* [Task statement]: Repeat each entry as written and leave the images out of the copy.
***** Data entries
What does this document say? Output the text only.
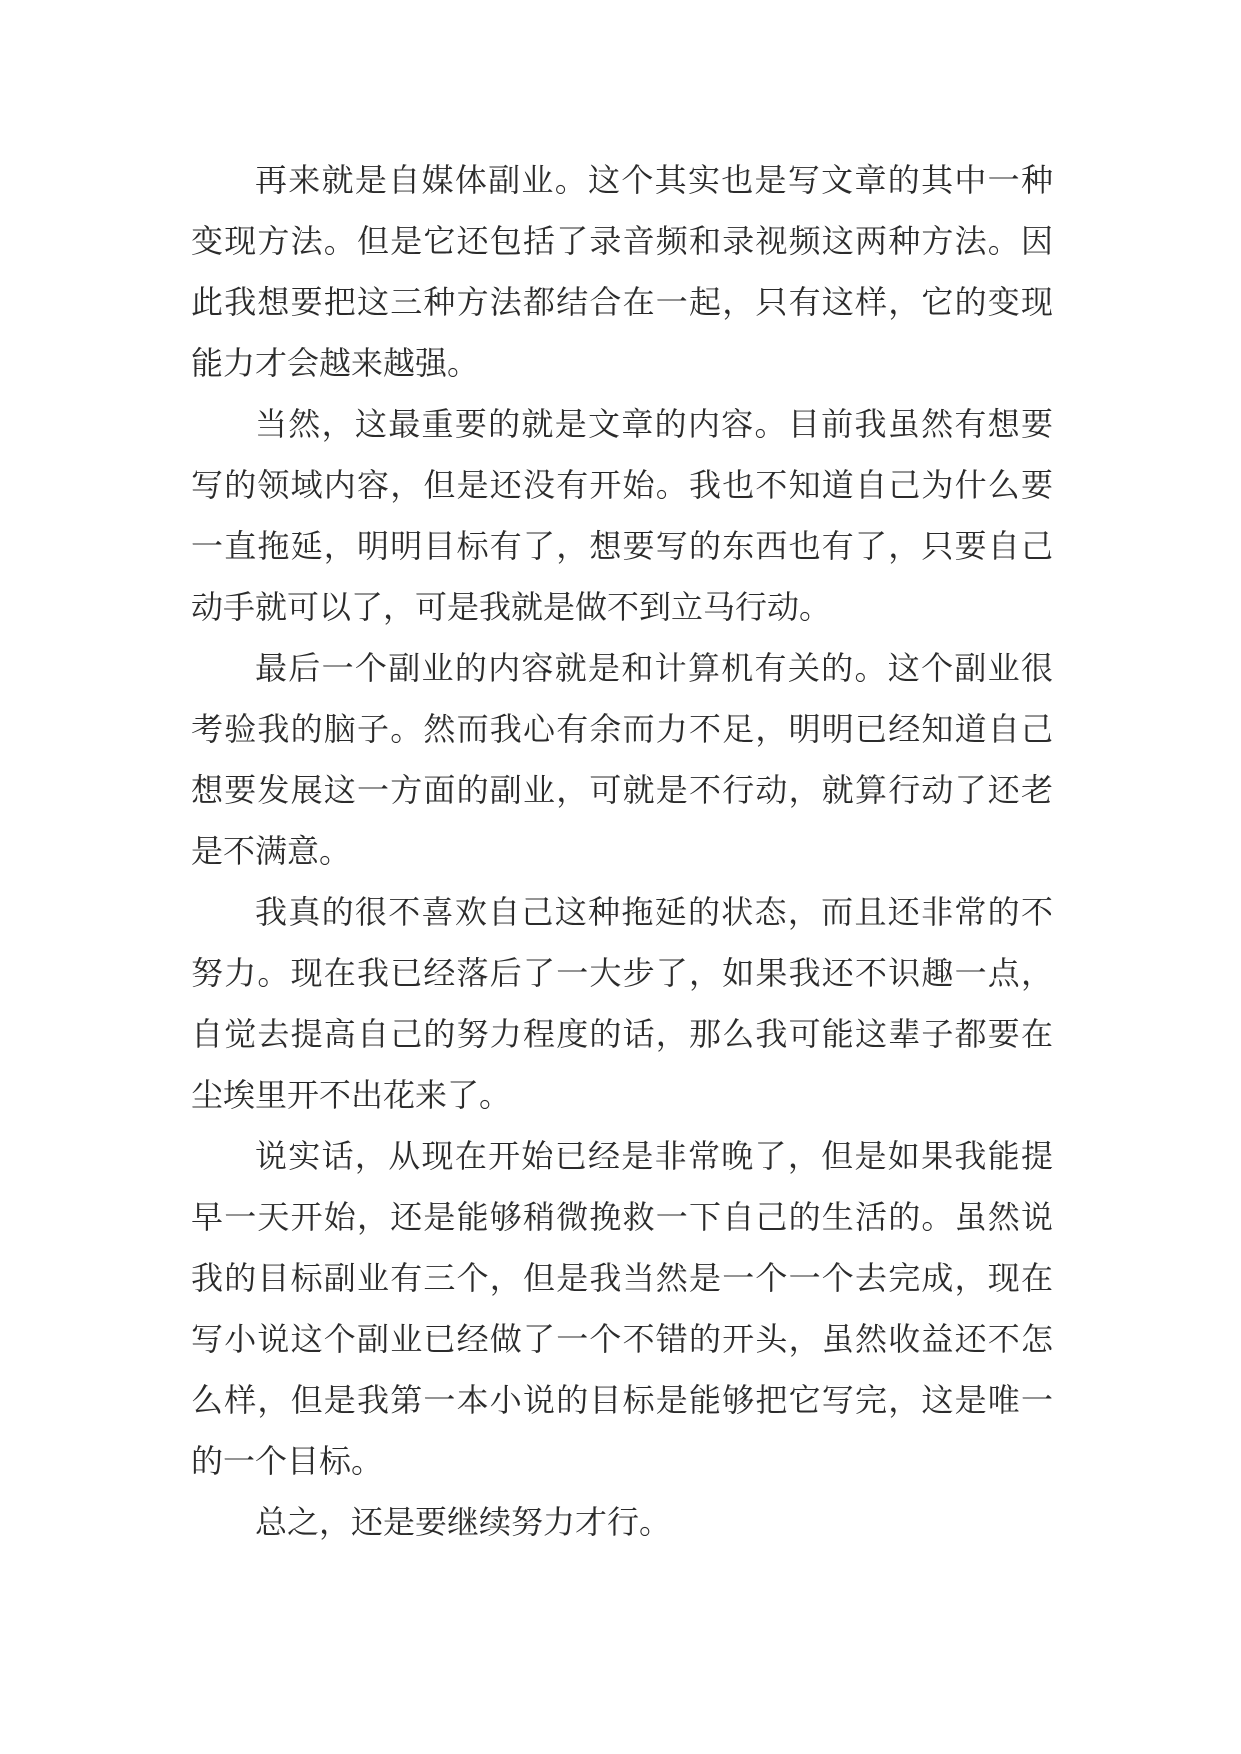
再来就是自媒体副业。这个其实也是写文章的其中一种
变现方法。但是它还包括了录音频和录视频这两种方法。因
此我想要把这三种方法都结合在一起，只有这样，它的变现
能力才会越来越强。
当然，这最重要的就是文章的内容。目前我虽然有想要
写的领域内容，但是还没有开始。我也不知道自己为什么要
一直拖延，明明目标有了，想要写的东西也有了，只要自己
动手就可以了，可是我就是做不到立马行动。
最后一个副业的内容就是和计算机有关的。这个副业很
考验我的脑子。然而我心有余而力不足，明明已经知道自己
想要发展这一方面的副业，可就是不行动，就算行动了还老
是不满意。
我真的很不喜欢自己这种拖延的状态，而且还非常的不
努力。现在我已经落后了一大步了，如果我还不识趣一点，
自觉去提高自己的努力程度的话，那么我可能这辈子都要在
尘埃里开不出花来了。
说实话，从现在开始已经是非常晚了，但是如果我能提
早一天开始，还是能够稍微挽救一下自己的生活的。虽然说
我的目标副业有三个，但是我当然是一个一个去完成，现在
写小说这个副业已经做了一个不错的开头，虽然收益还不怎
么样，但是我第一本小说的目标是能够把它写完，这是唯一
的一个目标。
总之，还是要继续努力才行。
**********
* [Finished exercise]:
What does this document say? Output the text only.
再来就是自媒体副业。这个其实也是写文章的其中一种
变现方法。但是它还包括了录音频和录视频这两种方法。因
此我想要把这三种方法都结合在一起，只有这样，它的变现
能力才会越来越强。
当然，这最重要的就是文章的内容。目前我虽然有想要
写的领域内容，但是还没有开始。我也不知道自己为什么要
一直拖延，明明目标有了，想要写的东西也有了，只要自己
动手就可以了，可是我就是做不到立马行动。
最后一个副业的内容就是和计算机有关的。这个副业很
考验我的脑子。然而我心有余而力不足，明明已经知道自己
想要发展这一方面的副业，可就是不行动，就算行动了还老
是不满意。
我真的很不喜欢自己这种拖延的状态，而且还非常的不
努力。现在我已经落后了一大步了，如果我还不识趣一点，
自觉去提高自己的努力程度的话，那么我可能这辈子都要在
尘埃里开不出花来了。
说实话，从现在开始已经是非常晚了，但是如果我能提
早一天开始，还是能够稍微挽救一下自己的生活的。虽然说
我的目标副业有三个，但是我当然是一个一个去完成，现在
写小说这个副业已经做了一个不错的开头，虽然收益还不怎
么样，但是我第一本小说的目标是能够把它写完，这是唯一
的一个目标。
总之，还是要继续努力才行。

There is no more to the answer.